GOAL OF THE EXERCISE |
Do statements (a), (b) and (c) agree with the Antergos forum thread? For each, answer yes or no and quote the words of the thread that decide it.
(a) The first post prefers VMware to VirtualBox.
(b) The reply to @kronikpillow says the installer is not slow for that writer because of a fibre optic connection.
(c) The post by the user who games wishes for a Firefox option during installation.

EXCERPT |
★ ★ ★ ★ ★ ★ ★
I prefer virtual box over vmware and i also find it works very well for what it is. Having said that i would rather have the distribution installed on my computer rather than running virtual. I can install and set up Antergos and add software and tweak in 10 minutes or more. I have tried most other ditros and Antergos is awesome. Every time i have tried a different distro i have always came back to Antergos. It is my favorite. I like the installer. I like the package manager. It just works for me.
@ricklinux i fully agree, i go off antergos, to try out other distros, and then i come back to antergos :D only thing i dislike is the software selection during installation, wish we had more freedom, as some of the apps i would never install, like hTop and screenfetch … i consider hTop unnecessary as a default installed package as each DE gives it’s own resource monitoring app, also I prefer neofetch, having the option to select each software if to install or not is much better then having to uninstall everything you don’t need or use, and i actually uninstall a lot of stuff after installing any DE as I am a pure desktop browsing/media/gaming user and i dislike unnecessary clutter… :) also wish there was a Google Chrome option during installation as Chromium sucks, and i dislike Firefox, the “google tracking” in a world full of tracking is something i can bare with considering the advantages of chrome, like HTML5 performance as the main game i play is HTML5 … firefox just performs bad in it … anyways great distro overall, just need more freedom during installation … althou, the installer is rather buggy and slow sometimes, the Calamares installer or whats it called i find is much better
@kronikpillow I guess i’m kind of the opposite as i am not a gamer. I don’t like an empty desktop as i do want a few icons and i prefer Firefox over all other browsers. I prefer and use the Cinnamon desktop. As far as the installer goes i have not had that many problems with it other than when there is a problem with something. I have fibre optic to my location so it’s not slow for me. I don’t find it buggy… it’s just the nature of the beast. When there is a problem …there is a problem. I can’t control that. If it’s a software issue…packages… repository or server or the installer because they’ve changed something then it is up to the devs to correct that and i have to wait and or rely on someone else who is involved with Antergos to let us know what the issue is and or someone in the community who has figured out a work around or i figure it out myself if i’m capable by reading and doing. If i have to wipe it out and start over that’s not a problem for me. It doesn’t take that long with this installer…for me if i mess it up by trying something. Everyone’s hardware is different and they may not have the best internet either. It also makes a difference on the brand of USB drives and the software used to burn the ISO and that is where some of the problems come from trying to install. It all has to do with the hardware and or the software. As far as the choices go on the install i don’t have many issues with it. Anything i want to install is available in the update manager after and the installer doesn’t really install much other than what is pre-packaged in the particular desktop you choose. If there is something i don’t use or don’t want i just uninstall it if that’s possible. I don’t really see an issue with it. I like Antergos a lot because i believe in the rolling release model and i like it because it’s Arch based. It just works for me.
★ ★ ★ ★ ★ ★ ★
SOURCE INFORMATION |
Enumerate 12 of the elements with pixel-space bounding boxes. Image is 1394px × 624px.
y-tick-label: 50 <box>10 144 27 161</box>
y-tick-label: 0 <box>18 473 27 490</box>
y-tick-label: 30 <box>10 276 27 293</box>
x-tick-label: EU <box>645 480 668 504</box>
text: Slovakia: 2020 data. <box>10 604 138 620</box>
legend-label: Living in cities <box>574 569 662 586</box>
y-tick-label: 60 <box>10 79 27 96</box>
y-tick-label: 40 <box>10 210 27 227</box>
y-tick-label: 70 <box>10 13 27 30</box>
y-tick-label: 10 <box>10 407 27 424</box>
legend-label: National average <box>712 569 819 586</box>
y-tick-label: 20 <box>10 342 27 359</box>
★ ★ ★ ★ ★ ★ ★
COMPLETED TASK |
(a) No: "I prefer virtual box over vmware"
(b) Yes: "I have fibre optic to my location so it’s not slow for me."
(c) No: "also wish there was a Google Chrome option during installation"